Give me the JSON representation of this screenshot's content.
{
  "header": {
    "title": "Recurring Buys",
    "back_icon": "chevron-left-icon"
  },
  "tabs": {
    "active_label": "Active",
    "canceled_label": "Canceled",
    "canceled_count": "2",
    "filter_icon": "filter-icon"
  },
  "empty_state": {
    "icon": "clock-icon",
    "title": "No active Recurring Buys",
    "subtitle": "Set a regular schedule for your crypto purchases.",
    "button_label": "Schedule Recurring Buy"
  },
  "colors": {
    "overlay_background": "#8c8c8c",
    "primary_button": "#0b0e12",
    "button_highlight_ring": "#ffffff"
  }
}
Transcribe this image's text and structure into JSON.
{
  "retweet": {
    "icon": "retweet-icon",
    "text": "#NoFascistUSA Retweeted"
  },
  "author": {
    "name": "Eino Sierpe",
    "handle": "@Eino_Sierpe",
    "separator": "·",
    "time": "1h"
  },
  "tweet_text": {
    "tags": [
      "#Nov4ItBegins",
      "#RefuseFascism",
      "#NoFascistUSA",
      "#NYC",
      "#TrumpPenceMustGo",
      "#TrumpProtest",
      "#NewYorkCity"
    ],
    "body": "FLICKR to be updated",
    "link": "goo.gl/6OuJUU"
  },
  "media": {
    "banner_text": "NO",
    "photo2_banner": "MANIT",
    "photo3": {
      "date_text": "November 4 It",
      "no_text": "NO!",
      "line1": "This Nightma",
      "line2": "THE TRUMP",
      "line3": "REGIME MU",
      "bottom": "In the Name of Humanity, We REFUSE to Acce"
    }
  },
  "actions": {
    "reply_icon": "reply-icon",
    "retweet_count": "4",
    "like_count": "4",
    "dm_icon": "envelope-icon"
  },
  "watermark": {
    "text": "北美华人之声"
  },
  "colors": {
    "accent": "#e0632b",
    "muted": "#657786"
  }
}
■ ■ ■ ■ ■ ■ ■
■ Exercise prompt:
Look through the entries above and list every line containing "Buys".

■ Expected output:
    "title": "Recurring Buys",
    "title": "No active Recurring Buys",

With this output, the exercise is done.